### Your instructions
Please give the data below again in full, exactly as it stands.

--- start Recorded data ---

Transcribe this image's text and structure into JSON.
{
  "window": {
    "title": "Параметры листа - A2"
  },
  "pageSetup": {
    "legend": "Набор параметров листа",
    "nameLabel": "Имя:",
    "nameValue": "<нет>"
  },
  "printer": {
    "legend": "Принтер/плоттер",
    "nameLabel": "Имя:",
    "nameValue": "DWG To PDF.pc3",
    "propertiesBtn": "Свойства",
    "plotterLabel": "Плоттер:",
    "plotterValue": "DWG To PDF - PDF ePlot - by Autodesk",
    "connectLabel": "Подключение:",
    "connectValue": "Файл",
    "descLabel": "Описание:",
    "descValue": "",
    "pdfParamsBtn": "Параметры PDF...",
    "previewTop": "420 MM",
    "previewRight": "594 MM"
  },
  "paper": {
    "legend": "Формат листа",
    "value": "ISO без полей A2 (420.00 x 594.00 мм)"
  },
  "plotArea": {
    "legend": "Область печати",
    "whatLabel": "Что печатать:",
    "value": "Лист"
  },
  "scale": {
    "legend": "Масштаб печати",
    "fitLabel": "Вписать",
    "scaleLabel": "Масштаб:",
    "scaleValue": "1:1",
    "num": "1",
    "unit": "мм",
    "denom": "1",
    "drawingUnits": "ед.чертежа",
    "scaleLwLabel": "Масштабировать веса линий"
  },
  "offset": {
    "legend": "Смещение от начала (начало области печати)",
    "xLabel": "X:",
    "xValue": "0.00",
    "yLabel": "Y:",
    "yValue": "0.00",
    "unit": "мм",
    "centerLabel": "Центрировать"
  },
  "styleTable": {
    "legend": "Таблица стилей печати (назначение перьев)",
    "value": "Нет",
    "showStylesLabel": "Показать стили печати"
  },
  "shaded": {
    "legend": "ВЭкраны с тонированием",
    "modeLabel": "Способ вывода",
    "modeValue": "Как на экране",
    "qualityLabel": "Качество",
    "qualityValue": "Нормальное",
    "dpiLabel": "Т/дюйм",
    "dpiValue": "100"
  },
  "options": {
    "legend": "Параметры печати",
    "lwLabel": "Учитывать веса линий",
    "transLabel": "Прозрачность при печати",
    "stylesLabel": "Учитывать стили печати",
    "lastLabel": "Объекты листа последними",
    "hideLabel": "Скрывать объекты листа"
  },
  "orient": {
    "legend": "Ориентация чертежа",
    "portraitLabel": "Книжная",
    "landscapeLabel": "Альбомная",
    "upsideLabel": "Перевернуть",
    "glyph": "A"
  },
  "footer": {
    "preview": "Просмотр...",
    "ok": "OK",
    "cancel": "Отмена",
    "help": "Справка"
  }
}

--- end Recorded data ---

### Solution for this task
Transcribe this image's text and structure into JSON.
{
  "window": {
    "title": "Параметры листа - A2"
  },
  "pageSetup": {
    "legend": "Набор параметров листа",
    "nameLabel": "Имя:",
    "nameValue": "<нет>"
  },
  "printer": {
    "legend": "Принтер/плоттер",
    "nameLabel": "Имя:",
    "nameValue": "DWG To PDF.pc3",
    "propertiesBtn": "Свойства",
    "plotterLabel": "Плоттер:",
    "plotterValue": "DWG To PDF - PDF ePlot - by Autodesk",
    "connectLabel": "Подключение:",
    "connectValue": "Файл",
    "descLabel": "Описание:",
    "descValue": "",
    "pdfParamsBtn": "Параметры PDF...",
    "previewTop": "420 MM",
    "previewRight": "594 MM"
  },
  "paper": {
    "legend": "Формат листа",
    "value": "ISO без полей A2 (420.00 x 594.00 мм)"
  },
  "plotArea": {
    "legend": "Область печати",
    "whatLabel": "Что печатать:",
    "value": "Лист"
  },
  "scale": {
    "legend": "Масштаб печати",
    "fitLabel": "Вписать",
    "scaleLabel": "Масштаб:",
    "scaleValue": "1:1",
    "num": "1",
    "unit": "мм",
    "denom": "1",
    "drawingUnits": "ед.чертежа",
    "scaleLwLabel": "Масштабировать веса линий"
  },
  "offset": {
    "legend": "Смещение от начала (начало области печати)",
    "xLabel": "X:",
    "xValue": "0.00",
    "yLabel": "Y:",
    "yValue": "0.00",
    "unit": "мм",
    "centerLabel": "Центрировать"
  },
  "styleTable": {
    "legend": "Таблица стилей печати (назначение перьев)",
    "value": "Нет",
    "showStylesLabel": "Показать стили печати"
  },
  "shaded": {
    "legend": "ВЭкраны с тонированием",
    "modeLabel": "Способ вывода",
    "modeValue": "Как на экране",
    "qualityLabel": "Качество",
    "qualityValue": "Нормальное",
    "dpiLabel": "Т/дюйм",
    "dpiValue": "100"
  },
  "options": {
    "legend": "Параметры печати",
    "lwLabel": "Учитывать веса линий",
    "transLabel": "Прозрачность при печати",
    "stylesLabel": "Учитывать стили печати",
    "lastLabel": "Объекты листа последними",
    "hideLabel": "Скрывать объекты листа"
  },
  "orient": {
    "legend": "Ориентация чертежа",
    "portraitLabel": "Книжная",
    "landscapeLabel": "Альбомная",
    "upsideLabel": "Перевернуть",
    "glyph": "A"
  },
  "footer": {
    "preview": "Просмотр...",
    "ok": "OK",
    "cancel": "Отмена",
    "help": "Справка"
  }
}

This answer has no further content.